ENTRIES SUPPLIED —
Start of Block

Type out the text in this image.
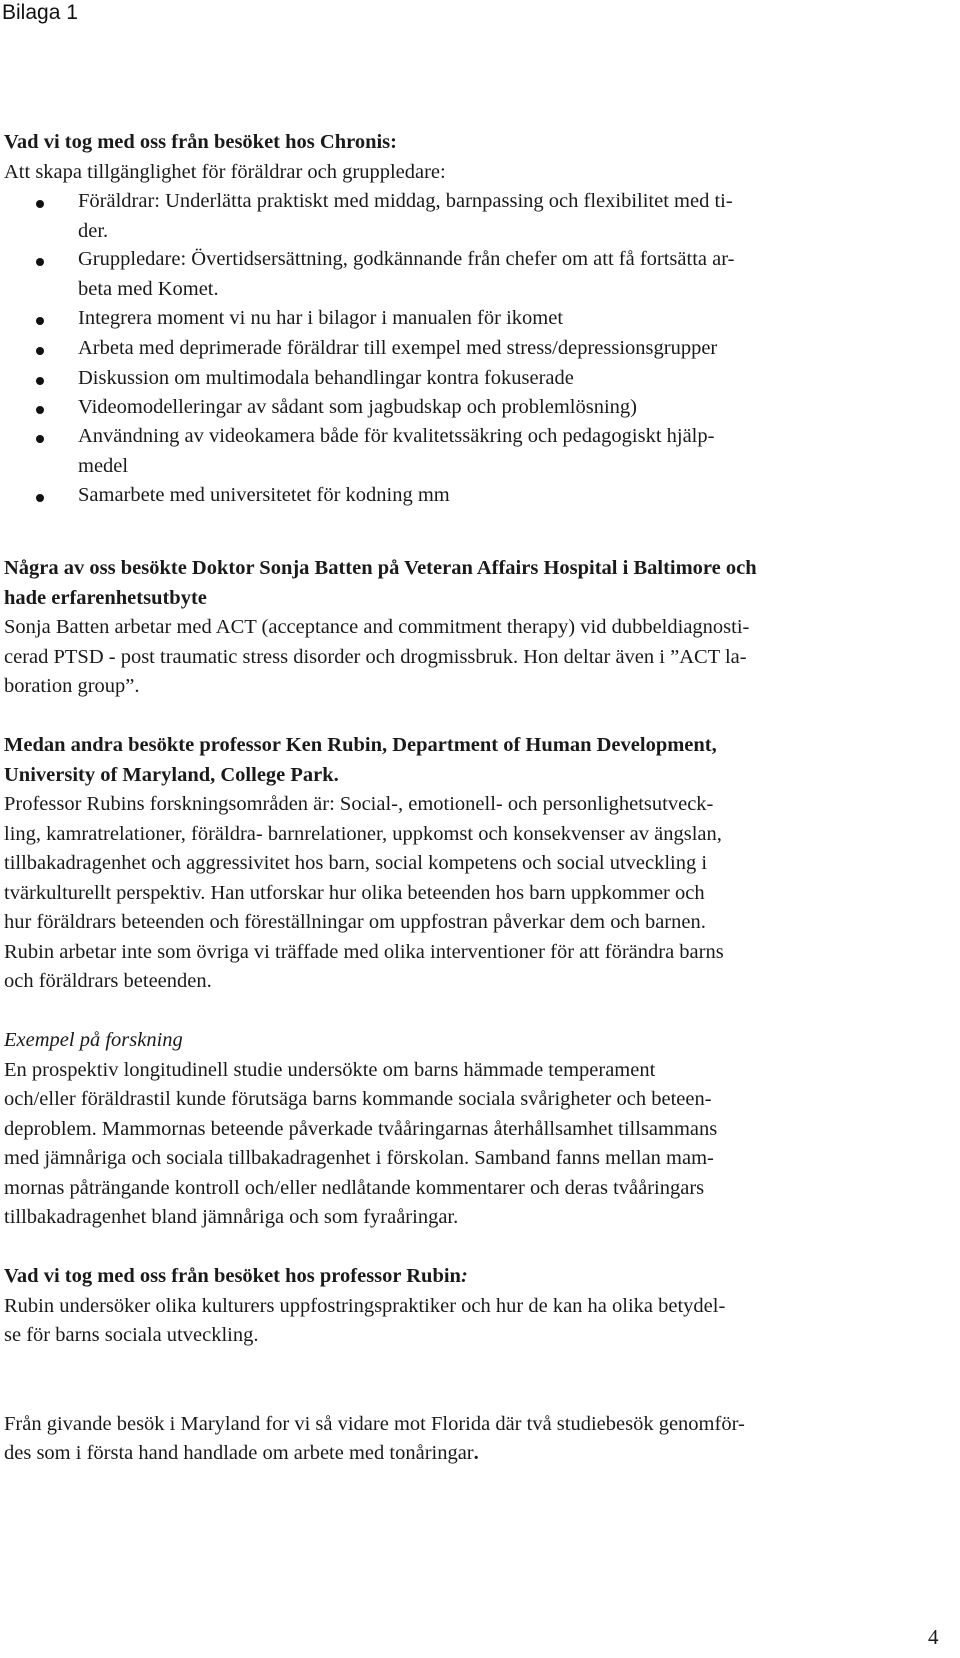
Bilaga 1
Vad vi tog med oss från besöket hos Chronis:
Att skapa tillgänglighet för föräldrar och gruppledare:
Föräldrar: Underlätta praktiskt med middag, barnpassing och flexibilitet med ti-
der.
Gruppledare: Övertidsersättning, godkännande från chefer om att få fortsätta ar-
beta med Komet.
Integrera moment vi nu har i bilagor i manualen för ikomet
Arbeta med deprimerade föräldrar till exempel med stress/depressionsgrupper
Diskussion om multimodala behandlingar kontra fokuserade
Videomodelleringar av sådant som jagbudskap och problemlösning)
Användning av videokamera både för kvalitetssäkring och pedagogiskt hjälp-
medel
Samarbete med universitetet för kodning mm
Några av oss besökte Doktor Sonja Batten på Veteran Affairs Hospital i Baltimore och
hade erfarenhetsutbyte
Sonja Batten arbetar med ACT (acceptance and commitment therapy) vid dubbeldiagnosti-
cerad PTSD - post traumatic stress disorder och drogmissbruk. Hon deltar även i ”ACT la-
boration group”.
Medan andra besökte professor Ken Rubin, Department of Human Development,
University of Maryland, College Park.
Professor Rubins forskningsområden är: Social-, emotionell- och personlighetsutveck-
ling, kamratrelationer, föräldra- barnrelationer, uppkomst och konsekvenser av ängslan,
tillbakadragenhet och aggressivitet hos barn, social kompetens och social utveckling i
tvärkulturellt perspektiv. Han utforskar hur olika beteenden hos barn uppkommer och
hur föräldrars beteenden och föreställningar om uppfostran påverkar dem och barnen.
Rubin arbetar inte som övriga vi träffade med olika interventioner för att förändra barns
och föräldrars beteenden.
Exempel på forskning
En prospektiv longitudinell studie undersökte om barns hämmade temperament
och/eller föräldrastil kunde förutsäga barns kommande sociala svårigheter och beteen-
deproblem. Mammornas beteende påverkade tvååringarnas återhållsamhet tillsammans
med jämnåriga och sociala tillbakadragenhet i förskolan. Samband fanns mellan mam-
mornas påträngande kontroll och/eller nedlåtande kommentarer och deras tvååringars
tillbakadragenhet bland jämnåriga och som fyraåringar.
Vad vi tog med oss från besöket hos professor Rubin:
Rubin undersöker olika kulturers uppfostringspraktiker och hur de kan ha olika betydel-
se för barns sociala utveckling.
Från givande besök i Maryland for vi så vidare mot Florida där två studiebesök genomför-
des som i första hand handlade om arbete med tonåringar.
4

End of Block

WORK TO COMPLETE — Your answer must be the records exactly as they stand, with no pictures in it.

TASK RESPONSE —
Type out the text in this image.
Bilaga 1
Vad vi tog med oss från besöket hos Chronis:
Att skapa tillgänglighet för föräldrar och gruppledare:
Föräldrar: Underlätta praktiskt med middag, barnpassing och flexibilitet med ti-
der.
Gruppledare: Övertidsersättning, godkännande från chefer om att få fortsätta ar-
beta med Komet.
Integrera moment vi nu har i bilagor i manualen för ikomet
Arbeta med deprimerade föräldrar till exempel med stress/depressionsgrupper
Diskussion om multimodala behandlingar kontra fokuserade
Videomodelleringar av sådant som jagbudskap och problemlösning)
Användning av videokamera både för kvalitetssäkring och pedagogiskt hjälp-
medel
Samarbete med universitetet för kodning mm
Några av oss besökte Doktor Sonja Batten på Veteran Affairs Hospital i Baltimore och
hade erfarenhetsutbyte
Sonja Batten arbetar med ACT (acceptance and commitment therapy) vid dubbeldiagnosti-
cerad PTSD - post traumatic stress disorder och drogmissbruk. Hon deltar även i ”ACT la-
boration group”.
Medan andra besökte professor Ken Rubin, Department of Human Development,
University of Maryland, College Park.
Professor Rubins forskningsområden är: Social-, emotionell- och personlighetsutveck-
ling, kamratrelationer, föräldra- barnrelationer, uppkomst och konsekvenser av ängslan,
tillbakadragenhet och aggressivitet hos barn, social kompetens och social utveckling i
tvärkulturellt perspektiv. Han utforskar hur olika beteenden hos barn uppkommer och
hur föräldrars beteenden och föreställningar om uppfostran påverkar dem och barnen.
Rubin arbetar inte som övriga vi träffade med olika interventioner för att förändra barns
och föräldrars beteenden.
Exempel på forskning
En prospektiv longitudinell studie undersökte om barns hämmade temperament
och/eller föräldrastil kunde förutsäga barns kommande sociala svårigheter och beteen-
deproblem. Mammornas beteende påverkade tvååringarnas återhållsamhet tillsammans
med jämnåriga och sociala tillbakadragenhet i förskolan. Samband fanns mellan mam-
mornas påträngande kontroll och/eller nedlåtande kommentarer och deras tvååringars
tillbakadragenhet bland jämnåriga och som fyraåringar.
Vad vi tog med oss från besöket hos professor Rubin:
Rubin undersöker olika kulturers uppfostringspraktiker och hur de kan ha olika betydel-
se för barns sociala utveckling.
Från givande besök i Maryland for vi så vidare mot Florida där två studiebesök genomför-
des som i första hand handlade om arbete med tonåringar.
4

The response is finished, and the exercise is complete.